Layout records
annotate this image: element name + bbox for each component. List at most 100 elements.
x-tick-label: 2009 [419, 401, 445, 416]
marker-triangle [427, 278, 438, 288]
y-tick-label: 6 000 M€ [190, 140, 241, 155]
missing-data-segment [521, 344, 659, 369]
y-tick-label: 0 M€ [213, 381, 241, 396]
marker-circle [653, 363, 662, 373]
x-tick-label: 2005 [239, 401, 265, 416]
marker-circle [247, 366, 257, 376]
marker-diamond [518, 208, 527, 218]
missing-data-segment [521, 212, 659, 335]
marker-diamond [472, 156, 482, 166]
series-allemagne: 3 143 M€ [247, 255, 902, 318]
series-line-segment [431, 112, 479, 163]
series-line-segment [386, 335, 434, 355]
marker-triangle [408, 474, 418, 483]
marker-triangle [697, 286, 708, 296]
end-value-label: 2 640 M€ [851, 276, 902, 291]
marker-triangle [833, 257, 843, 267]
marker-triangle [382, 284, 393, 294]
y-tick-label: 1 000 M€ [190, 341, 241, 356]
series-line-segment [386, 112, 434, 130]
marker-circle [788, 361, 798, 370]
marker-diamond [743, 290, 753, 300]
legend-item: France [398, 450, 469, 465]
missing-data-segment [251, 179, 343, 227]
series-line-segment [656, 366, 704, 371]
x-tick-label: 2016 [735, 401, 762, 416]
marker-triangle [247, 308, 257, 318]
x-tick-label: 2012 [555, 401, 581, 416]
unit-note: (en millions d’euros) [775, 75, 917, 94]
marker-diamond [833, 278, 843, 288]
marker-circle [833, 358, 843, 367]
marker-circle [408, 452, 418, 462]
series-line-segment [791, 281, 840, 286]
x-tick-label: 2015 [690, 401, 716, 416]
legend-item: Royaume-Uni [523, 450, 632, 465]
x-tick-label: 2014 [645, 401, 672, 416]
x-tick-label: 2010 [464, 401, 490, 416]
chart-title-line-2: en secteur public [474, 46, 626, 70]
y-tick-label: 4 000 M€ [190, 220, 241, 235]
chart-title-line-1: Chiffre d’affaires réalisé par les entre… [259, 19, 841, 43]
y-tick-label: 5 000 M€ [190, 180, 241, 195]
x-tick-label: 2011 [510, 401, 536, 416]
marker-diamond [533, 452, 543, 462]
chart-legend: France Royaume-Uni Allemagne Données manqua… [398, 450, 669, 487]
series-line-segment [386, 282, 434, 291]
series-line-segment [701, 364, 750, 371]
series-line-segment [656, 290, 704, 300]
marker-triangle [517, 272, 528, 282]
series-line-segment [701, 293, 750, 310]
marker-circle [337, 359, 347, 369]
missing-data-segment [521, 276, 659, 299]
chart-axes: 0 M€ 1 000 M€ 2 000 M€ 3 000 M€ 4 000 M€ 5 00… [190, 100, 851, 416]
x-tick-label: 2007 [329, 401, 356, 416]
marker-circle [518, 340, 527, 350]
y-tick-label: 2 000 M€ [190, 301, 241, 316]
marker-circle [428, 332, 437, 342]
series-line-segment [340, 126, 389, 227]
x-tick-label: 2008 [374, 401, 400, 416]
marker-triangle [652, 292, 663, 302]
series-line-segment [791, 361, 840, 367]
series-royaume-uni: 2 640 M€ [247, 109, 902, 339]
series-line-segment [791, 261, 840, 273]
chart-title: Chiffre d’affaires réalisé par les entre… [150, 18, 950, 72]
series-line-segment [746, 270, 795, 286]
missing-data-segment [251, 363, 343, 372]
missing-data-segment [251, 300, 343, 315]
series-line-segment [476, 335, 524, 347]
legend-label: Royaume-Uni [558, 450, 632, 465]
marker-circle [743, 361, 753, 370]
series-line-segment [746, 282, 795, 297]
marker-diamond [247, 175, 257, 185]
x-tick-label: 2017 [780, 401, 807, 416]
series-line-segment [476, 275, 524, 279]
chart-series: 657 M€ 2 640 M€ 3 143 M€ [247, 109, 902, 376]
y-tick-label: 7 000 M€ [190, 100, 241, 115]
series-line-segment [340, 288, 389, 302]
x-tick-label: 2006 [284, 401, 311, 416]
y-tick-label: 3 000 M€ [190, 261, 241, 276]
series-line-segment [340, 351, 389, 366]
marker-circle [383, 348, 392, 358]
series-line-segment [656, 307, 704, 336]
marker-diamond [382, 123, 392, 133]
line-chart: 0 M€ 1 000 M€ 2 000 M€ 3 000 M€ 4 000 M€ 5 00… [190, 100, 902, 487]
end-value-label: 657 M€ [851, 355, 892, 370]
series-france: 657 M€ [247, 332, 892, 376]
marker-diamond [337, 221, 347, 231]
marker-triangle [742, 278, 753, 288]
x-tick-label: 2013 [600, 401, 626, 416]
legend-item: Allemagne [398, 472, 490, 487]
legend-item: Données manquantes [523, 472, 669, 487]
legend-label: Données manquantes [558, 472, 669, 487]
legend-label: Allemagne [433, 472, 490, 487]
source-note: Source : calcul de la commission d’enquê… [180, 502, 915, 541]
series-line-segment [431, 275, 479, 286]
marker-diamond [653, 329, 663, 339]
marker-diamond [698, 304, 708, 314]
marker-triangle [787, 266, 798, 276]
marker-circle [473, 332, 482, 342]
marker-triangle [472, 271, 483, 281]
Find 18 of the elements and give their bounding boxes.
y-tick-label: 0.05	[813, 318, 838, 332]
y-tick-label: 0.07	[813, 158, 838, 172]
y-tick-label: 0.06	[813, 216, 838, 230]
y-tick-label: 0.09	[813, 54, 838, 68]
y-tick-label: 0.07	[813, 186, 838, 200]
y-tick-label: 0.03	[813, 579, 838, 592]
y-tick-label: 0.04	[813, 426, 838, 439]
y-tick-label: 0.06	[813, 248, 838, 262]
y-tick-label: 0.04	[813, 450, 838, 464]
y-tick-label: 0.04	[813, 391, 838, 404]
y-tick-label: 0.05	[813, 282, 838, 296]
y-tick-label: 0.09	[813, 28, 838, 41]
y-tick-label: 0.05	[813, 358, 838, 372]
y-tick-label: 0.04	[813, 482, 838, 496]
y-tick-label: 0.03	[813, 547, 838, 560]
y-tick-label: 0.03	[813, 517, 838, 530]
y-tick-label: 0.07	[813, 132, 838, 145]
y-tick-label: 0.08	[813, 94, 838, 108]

| What the task requires |
Rewrite the items above as a JSON list of strings with one string per line, starting at the first line of the items and ending at the line that contains "chart-title-line-2: en secteur", both ends included. Leave out any blank lines.

| Completed exercise |
[
  "annotate this image: element name + bbox for each component. List at most 100 elements.",
  "x-tick-label: 2009 [419, 401, 445, 416]",
  "marker-triangle [427, 278, 438, 288]",
  "y-tick-label: 6 000 M€ [190, 140, 241, 155]",
  "missing-data-segment [521, 344, 659, 369]",
  "y-tick-label: 0 M€ [213, 381, 241, 396]",
  "marker-circle [653, 363, 662, 373]",
  "x-tick-label: 2005 [239, 401, 265, 416]",
  "marker-circle [247, 366, 257, 376]",
  "marker-diamond [518, 208, 527, 218]",
  "missing-data-segment [521, 212, 659, 335]",
  "marker-diamond [472, 156, 482, 166]",
  "series-allemagne: 3 143 M€ [247, 255, 902, 318]",
  "series-line-segment [431, 112, 479, 163]",
  "series-line-segment [386, 335, 434, 355]",
  "marker-triangle [408, 474, 418, 483]",
  "marker-triangle [697, 286, 708, 296]",
  "end-value-label: 2 640 M€ [851, 276, 902, 291]",
  "marker-triangle [833, 257, 843, 267]",
  "marker-triangle [382, 284, 393, 294]",
  "y-tick-label: 1 000 M€ [190, 341, 241, 356]",
  "series-line-segment [386, 112, 434, 130]",
  "marker-circle [788, 361, 798, 370]",
  "marker-diamond [743, 290, 753, 300]",
  "legend-item: France [398, 450, 469, 465]",
  "missing-data-segment [251, 179, 343, 227]",
  "series-line-segment [656, 366, 704, 371]",
  "x-tick-label: 2016 [735, 401, 762, 416]",
  "marker-triangle [247, 308, 257, 318]",
  "x-tick-label: 2012 [555, 401, 581, 416]",
  "unit-note: (en millions d’euros) [775, 75, 917, 94]",
  "marker-diamond [833, 278, 843, 288]",
  "marker-circle [833, 358, 843, 367]",
  "marker-circle [408, 452, 418, 462]",
  "series-line-segment [791, 281, 840, 286]",
  "x-tick-label: 2015 [690, 401, 716, 416]",
  "legend-item: Royaume-Uni [523, 450, 632, 465]",
  "x-tick-label: 2014 [645, 401, 672, 416]",
  "x-tick-label: 2010 [464, 401, 490, 416]",
  "chart-title-line-2: en secteur public [474, 46, 626, 70]"
]